##### Data excerpts

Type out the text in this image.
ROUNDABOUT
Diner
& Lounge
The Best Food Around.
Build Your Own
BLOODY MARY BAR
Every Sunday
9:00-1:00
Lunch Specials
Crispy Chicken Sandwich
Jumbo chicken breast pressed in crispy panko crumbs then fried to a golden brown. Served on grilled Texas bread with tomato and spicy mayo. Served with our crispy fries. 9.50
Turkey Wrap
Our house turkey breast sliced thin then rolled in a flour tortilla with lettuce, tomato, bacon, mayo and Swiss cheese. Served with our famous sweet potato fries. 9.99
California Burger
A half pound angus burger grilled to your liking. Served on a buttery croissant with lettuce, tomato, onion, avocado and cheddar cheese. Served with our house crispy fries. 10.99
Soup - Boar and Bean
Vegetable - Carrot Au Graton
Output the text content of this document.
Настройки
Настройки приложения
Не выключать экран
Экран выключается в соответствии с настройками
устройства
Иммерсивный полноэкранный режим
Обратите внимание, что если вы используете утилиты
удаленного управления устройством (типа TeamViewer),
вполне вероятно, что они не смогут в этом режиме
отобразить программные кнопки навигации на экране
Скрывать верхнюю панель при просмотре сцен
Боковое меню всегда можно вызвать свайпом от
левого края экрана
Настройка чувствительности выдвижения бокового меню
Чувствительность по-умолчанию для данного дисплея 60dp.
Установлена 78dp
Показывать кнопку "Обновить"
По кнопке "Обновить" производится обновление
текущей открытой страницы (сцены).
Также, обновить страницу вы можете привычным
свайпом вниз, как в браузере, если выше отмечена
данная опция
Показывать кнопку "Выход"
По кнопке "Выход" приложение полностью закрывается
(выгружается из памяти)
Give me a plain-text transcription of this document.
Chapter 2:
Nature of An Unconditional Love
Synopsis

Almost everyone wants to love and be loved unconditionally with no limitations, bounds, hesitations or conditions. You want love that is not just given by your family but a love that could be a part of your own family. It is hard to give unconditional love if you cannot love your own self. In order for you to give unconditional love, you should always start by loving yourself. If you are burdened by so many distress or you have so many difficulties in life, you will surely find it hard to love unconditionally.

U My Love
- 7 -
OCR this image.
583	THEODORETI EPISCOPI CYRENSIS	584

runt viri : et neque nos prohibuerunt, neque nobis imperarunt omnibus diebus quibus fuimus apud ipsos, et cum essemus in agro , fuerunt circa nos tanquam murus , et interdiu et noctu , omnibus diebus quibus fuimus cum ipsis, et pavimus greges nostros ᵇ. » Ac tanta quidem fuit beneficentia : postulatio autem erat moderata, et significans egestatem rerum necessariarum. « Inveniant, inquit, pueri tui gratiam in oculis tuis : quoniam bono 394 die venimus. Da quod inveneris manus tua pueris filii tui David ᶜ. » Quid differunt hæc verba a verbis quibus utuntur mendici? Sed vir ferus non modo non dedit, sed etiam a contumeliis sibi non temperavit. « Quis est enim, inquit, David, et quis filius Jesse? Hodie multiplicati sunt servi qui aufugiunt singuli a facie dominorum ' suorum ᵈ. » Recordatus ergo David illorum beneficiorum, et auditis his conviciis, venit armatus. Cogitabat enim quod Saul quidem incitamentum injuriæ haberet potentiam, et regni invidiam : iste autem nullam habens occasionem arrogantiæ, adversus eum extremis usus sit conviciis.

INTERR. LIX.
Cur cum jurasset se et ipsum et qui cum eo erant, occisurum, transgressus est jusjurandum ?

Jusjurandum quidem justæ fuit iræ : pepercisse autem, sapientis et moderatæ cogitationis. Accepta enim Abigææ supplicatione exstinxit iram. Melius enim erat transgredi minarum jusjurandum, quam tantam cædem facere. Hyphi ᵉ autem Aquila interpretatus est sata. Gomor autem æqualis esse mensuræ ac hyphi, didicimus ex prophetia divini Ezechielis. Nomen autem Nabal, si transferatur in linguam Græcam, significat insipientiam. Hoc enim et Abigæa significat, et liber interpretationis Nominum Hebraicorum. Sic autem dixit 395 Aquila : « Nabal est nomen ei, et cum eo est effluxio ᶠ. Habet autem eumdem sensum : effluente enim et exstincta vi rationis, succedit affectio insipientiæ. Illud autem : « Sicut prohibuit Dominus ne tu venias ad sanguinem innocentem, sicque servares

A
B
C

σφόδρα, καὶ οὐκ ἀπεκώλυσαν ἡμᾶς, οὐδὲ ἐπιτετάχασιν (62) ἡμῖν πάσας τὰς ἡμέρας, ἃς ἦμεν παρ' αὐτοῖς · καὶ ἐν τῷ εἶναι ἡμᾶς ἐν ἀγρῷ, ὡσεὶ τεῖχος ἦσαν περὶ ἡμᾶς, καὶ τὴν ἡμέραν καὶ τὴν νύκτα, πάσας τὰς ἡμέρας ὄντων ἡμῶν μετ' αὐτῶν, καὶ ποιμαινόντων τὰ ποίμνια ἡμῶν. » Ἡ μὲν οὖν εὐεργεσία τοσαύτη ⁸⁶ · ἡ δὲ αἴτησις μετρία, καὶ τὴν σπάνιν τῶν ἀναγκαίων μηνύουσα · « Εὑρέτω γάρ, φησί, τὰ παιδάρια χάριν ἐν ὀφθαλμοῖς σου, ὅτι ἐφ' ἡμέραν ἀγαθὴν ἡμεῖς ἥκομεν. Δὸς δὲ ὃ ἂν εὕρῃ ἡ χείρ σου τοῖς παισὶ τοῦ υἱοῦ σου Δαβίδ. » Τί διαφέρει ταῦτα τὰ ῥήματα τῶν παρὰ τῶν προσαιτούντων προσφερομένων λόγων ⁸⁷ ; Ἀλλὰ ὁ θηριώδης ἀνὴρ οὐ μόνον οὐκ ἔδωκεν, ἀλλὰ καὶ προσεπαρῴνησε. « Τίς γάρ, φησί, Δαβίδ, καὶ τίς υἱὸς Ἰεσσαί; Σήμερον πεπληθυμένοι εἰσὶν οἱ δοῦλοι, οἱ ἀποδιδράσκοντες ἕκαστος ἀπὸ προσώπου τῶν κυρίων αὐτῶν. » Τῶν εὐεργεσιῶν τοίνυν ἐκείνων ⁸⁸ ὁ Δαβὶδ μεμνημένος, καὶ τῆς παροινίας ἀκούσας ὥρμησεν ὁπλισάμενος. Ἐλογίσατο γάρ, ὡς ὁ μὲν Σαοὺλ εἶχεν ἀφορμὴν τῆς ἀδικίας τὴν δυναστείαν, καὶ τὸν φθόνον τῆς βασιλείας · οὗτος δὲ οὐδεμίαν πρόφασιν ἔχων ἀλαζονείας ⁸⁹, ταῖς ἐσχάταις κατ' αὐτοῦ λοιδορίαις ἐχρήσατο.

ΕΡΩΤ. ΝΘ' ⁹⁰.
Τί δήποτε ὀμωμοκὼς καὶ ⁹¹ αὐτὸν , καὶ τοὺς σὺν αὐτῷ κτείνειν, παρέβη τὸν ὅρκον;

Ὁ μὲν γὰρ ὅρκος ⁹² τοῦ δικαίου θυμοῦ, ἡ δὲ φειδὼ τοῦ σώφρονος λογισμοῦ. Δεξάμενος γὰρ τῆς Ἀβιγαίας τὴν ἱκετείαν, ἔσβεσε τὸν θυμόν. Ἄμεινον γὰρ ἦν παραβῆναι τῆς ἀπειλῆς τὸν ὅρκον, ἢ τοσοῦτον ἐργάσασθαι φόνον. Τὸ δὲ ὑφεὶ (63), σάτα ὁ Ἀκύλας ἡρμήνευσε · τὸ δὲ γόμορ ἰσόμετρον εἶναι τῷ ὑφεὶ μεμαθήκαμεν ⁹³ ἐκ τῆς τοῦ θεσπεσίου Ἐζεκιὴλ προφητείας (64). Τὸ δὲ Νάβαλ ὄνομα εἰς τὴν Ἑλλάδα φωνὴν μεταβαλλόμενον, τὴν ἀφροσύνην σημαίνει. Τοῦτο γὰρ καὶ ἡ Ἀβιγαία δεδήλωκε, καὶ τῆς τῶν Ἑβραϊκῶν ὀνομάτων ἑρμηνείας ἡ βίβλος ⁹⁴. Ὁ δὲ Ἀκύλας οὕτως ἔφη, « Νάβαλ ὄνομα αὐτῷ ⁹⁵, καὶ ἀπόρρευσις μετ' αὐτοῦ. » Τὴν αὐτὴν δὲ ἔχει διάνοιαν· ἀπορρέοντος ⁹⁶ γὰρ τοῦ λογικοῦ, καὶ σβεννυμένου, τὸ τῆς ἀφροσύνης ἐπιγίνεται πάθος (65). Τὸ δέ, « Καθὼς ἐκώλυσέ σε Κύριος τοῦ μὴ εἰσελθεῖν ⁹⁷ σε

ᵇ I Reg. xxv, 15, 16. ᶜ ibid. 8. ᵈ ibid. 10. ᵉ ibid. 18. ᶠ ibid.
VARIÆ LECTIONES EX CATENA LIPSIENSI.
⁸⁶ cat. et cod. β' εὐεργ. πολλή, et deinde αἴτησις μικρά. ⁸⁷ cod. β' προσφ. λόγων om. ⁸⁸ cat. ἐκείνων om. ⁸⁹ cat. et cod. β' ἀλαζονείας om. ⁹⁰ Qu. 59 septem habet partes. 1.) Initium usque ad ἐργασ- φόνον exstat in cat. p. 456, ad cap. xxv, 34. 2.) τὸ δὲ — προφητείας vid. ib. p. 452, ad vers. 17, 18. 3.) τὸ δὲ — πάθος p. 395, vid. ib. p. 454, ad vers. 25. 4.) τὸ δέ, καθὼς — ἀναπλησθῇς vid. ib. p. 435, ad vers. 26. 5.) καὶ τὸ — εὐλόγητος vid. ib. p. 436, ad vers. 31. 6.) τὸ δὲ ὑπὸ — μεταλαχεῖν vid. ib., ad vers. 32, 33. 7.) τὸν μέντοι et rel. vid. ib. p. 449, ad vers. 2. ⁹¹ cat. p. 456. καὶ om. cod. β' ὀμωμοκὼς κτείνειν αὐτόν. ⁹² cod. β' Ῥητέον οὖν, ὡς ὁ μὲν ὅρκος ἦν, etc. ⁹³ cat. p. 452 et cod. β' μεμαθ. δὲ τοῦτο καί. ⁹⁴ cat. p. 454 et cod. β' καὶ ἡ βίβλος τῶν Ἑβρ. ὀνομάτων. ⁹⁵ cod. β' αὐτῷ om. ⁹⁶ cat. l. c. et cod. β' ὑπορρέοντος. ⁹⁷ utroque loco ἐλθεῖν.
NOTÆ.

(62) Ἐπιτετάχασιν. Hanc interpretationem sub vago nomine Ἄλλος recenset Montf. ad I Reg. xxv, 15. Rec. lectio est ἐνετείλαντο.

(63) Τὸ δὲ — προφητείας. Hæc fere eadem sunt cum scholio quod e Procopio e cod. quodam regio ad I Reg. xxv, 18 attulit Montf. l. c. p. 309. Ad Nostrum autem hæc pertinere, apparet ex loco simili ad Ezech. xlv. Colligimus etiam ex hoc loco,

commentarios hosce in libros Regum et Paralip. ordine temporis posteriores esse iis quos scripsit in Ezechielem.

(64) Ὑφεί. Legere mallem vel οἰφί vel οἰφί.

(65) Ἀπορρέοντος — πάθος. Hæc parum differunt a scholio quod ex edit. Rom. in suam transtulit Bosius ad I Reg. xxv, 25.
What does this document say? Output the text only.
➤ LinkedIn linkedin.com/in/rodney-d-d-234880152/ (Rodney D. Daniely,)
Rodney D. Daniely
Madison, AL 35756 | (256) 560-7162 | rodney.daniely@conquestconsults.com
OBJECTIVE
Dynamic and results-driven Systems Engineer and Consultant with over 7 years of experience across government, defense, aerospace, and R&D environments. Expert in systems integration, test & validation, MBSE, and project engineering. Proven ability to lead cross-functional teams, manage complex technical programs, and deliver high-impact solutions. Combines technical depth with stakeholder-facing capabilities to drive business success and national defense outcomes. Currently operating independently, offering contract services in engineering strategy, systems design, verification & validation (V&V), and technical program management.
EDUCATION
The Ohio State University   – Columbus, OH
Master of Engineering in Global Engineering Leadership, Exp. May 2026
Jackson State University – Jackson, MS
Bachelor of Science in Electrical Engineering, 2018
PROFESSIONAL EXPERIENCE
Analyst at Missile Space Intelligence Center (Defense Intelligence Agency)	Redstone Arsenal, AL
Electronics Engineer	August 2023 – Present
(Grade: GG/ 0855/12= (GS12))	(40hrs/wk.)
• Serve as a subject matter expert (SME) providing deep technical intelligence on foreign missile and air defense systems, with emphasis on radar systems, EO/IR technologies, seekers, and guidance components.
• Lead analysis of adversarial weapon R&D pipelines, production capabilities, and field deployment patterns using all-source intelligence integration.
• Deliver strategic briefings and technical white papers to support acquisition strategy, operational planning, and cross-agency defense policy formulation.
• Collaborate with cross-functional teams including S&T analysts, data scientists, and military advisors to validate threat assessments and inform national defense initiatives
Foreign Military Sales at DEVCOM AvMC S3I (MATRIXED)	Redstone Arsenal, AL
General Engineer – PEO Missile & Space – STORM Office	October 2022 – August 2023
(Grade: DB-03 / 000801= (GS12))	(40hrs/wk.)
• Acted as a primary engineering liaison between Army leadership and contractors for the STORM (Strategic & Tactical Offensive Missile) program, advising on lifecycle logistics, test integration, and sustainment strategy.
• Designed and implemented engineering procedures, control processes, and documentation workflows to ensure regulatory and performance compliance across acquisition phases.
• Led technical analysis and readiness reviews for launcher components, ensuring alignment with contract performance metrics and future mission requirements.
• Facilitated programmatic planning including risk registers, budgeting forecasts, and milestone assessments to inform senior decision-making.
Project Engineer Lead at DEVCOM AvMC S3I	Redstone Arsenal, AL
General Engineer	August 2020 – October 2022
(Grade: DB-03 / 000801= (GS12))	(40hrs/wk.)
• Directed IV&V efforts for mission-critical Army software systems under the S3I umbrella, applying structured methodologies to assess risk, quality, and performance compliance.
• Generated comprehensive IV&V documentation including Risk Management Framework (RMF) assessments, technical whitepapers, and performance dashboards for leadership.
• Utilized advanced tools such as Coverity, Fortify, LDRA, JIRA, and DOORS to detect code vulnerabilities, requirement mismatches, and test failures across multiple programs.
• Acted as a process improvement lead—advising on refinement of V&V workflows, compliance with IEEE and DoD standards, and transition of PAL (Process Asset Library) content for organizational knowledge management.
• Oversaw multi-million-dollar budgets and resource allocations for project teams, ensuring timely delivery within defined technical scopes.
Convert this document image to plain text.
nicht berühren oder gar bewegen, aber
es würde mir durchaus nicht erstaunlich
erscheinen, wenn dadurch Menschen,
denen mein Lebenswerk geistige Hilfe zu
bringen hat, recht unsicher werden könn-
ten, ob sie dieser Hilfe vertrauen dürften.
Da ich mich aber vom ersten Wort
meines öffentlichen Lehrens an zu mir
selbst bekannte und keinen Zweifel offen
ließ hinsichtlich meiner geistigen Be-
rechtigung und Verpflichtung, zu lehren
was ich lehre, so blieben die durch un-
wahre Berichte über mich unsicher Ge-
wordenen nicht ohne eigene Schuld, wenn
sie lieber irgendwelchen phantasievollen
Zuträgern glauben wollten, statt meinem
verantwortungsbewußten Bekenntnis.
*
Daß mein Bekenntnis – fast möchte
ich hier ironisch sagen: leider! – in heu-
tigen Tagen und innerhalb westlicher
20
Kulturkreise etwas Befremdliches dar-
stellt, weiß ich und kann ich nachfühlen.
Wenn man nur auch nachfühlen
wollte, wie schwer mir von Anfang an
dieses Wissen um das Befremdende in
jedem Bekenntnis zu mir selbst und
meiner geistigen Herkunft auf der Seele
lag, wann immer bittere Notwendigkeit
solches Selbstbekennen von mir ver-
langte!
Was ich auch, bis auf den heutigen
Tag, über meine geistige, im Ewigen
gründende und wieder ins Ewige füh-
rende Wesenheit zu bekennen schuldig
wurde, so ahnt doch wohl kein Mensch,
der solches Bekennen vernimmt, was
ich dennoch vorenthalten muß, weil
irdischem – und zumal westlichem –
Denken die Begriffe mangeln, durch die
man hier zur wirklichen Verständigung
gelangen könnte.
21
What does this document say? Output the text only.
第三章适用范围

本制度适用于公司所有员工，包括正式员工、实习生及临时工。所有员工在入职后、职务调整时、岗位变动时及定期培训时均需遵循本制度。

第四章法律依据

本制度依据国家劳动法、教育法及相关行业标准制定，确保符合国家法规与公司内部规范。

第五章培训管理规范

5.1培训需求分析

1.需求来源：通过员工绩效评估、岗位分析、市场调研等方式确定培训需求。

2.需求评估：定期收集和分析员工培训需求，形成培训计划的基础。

##########

- _The exercise_
Look through the records and count each line that holds "ἐκείνων". Write only the total.

- _Solved problem_
2